> [Requirement]:
Search the records for "JSON" and copy each line that holds it.

····················

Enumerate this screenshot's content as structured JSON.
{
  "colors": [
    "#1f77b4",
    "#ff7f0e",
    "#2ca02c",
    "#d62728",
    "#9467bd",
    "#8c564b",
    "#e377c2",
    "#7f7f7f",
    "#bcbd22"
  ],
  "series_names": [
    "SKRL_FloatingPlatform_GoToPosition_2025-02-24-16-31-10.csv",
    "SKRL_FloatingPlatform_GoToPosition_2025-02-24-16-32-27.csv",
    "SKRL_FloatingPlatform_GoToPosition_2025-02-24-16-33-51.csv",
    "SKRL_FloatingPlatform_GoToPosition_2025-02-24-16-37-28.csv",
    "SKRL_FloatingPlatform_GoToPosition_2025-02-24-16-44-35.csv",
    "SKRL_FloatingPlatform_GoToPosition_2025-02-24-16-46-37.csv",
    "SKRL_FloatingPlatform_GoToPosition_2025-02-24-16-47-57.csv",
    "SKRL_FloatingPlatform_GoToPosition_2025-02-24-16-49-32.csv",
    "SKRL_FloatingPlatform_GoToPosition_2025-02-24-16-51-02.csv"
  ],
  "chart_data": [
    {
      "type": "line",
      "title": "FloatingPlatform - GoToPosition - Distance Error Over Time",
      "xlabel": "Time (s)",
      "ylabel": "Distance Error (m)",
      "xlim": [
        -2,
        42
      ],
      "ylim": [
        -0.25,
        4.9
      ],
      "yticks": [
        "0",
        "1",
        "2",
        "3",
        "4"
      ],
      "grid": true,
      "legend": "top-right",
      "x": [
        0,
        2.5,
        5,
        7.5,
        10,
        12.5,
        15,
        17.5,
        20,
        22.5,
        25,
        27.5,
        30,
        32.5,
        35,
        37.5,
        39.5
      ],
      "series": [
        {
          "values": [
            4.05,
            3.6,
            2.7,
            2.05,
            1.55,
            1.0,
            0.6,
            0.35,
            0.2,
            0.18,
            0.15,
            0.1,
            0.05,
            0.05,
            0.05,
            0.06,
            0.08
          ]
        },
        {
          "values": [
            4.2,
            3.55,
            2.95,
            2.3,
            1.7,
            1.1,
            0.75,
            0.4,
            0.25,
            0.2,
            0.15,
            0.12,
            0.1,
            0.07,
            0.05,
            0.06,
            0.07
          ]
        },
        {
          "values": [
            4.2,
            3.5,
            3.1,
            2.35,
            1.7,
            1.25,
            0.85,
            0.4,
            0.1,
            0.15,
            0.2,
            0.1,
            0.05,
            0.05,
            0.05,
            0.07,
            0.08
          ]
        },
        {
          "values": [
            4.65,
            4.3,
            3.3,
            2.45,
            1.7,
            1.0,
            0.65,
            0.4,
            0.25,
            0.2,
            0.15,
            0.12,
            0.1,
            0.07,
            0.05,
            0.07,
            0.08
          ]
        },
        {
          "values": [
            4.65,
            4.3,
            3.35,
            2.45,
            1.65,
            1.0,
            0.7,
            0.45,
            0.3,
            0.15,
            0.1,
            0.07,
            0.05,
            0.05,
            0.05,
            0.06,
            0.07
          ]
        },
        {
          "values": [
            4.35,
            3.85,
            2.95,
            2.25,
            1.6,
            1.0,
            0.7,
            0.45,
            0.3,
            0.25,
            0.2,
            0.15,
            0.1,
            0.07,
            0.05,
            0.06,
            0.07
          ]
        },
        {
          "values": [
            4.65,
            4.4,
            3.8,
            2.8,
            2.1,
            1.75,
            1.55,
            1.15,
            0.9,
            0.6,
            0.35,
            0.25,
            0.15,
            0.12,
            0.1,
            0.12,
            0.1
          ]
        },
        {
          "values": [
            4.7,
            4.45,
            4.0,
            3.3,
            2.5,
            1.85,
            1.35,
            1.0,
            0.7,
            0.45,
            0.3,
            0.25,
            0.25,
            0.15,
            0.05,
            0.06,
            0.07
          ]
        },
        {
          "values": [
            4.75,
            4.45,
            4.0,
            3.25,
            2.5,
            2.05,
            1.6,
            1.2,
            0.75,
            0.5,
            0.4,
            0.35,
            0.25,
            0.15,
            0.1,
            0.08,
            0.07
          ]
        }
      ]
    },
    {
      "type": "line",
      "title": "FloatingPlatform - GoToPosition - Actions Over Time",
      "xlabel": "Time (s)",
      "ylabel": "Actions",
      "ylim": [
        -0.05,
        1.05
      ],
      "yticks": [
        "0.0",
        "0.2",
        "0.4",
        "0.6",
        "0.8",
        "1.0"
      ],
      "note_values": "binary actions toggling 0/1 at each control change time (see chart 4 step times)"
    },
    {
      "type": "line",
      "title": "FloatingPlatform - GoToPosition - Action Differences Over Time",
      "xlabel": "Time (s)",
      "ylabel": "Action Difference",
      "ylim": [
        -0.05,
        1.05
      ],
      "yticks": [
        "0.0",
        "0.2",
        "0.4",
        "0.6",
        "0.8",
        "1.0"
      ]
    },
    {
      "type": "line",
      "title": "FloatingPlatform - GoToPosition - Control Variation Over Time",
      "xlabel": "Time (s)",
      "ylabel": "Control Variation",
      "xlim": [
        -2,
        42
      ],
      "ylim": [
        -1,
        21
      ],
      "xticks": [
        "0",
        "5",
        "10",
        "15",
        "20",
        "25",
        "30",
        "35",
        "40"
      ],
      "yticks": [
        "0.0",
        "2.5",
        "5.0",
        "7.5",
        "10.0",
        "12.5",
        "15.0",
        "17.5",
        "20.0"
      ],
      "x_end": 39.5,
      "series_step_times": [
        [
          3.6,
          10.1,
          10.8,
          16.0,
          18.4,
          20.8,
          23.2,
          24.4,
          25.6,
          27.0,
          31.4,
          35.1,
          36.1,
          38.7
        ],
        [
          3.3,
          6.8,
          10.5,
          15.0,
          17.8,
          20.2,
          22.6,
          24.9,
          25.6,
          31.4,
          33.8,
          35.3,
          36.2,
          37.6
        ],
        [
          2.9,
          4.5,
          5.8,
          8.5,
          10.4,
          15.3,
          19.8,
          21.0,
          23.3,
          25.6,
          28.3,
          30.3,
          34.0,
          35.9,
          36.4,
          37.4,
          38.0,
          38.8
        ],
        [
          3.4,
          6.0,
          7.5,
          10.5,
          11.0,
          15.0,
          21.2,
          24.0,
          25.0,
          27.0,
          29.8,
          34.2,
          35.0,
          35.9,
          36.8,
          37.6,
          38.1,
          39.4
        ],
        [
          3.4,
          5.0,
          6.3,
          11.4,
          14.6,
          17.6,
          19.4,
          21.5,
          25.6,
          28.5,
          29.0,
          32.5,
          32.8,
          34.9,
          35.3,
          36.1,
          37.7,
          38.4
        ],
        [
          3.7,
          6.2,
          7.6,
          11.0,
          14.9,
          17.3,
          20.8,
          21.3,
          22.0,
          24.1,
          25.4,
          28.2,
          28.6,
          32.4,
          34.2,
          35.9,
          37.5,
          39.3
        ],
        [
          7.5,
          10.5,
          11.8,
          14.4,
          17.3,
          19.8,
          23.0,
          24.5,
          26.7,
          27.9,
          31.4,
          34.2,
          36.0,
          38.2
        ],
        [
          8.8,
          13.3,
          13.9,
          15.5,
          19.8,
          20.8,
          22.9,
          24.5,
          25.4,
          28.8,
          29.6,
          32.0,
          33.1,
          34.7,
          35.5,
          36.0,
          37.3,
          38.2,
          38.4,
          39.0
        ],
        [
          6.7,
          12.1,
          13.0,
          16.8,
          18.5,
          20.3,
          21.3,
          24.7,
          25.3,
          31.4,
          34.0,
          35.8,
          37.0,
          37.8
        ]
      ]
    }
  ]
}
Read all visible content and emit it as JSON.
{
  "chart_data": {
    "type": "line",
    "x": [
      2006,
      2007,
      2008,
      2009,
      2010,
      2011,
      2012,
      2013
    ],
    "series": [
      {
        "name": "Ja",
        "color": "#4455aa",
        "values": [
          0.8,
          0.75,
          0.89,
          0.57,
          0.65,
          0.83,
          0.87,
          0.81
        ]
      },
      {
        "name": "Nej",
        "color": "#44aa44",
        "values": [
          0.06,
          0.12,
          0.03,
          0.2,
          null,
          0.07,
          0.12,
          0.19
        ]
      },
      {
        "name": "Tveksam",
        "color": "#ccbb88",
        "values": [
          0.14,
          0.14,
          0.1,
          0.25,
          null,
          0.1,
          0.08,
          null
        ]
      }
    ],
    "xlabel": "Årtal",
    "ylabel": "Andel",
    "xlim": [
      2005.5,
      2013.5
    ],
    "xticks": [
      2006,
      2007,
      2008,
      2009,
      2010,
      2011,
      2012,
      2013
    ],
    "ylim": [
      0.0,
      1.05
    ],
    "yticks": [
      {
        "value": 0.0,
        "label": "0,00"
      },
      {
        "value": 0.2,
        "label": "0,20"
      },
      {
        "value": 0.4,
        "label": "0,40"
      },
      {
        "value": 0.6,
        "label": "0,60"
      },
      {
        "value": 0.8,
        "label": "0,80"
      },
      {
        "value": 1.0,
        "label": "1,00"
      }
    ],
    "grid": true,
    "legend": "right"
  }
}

····················

> [Exercise solution]:
Enumerate this screenshot's content as structured JSON.
Read all visible content and emit it as JSON.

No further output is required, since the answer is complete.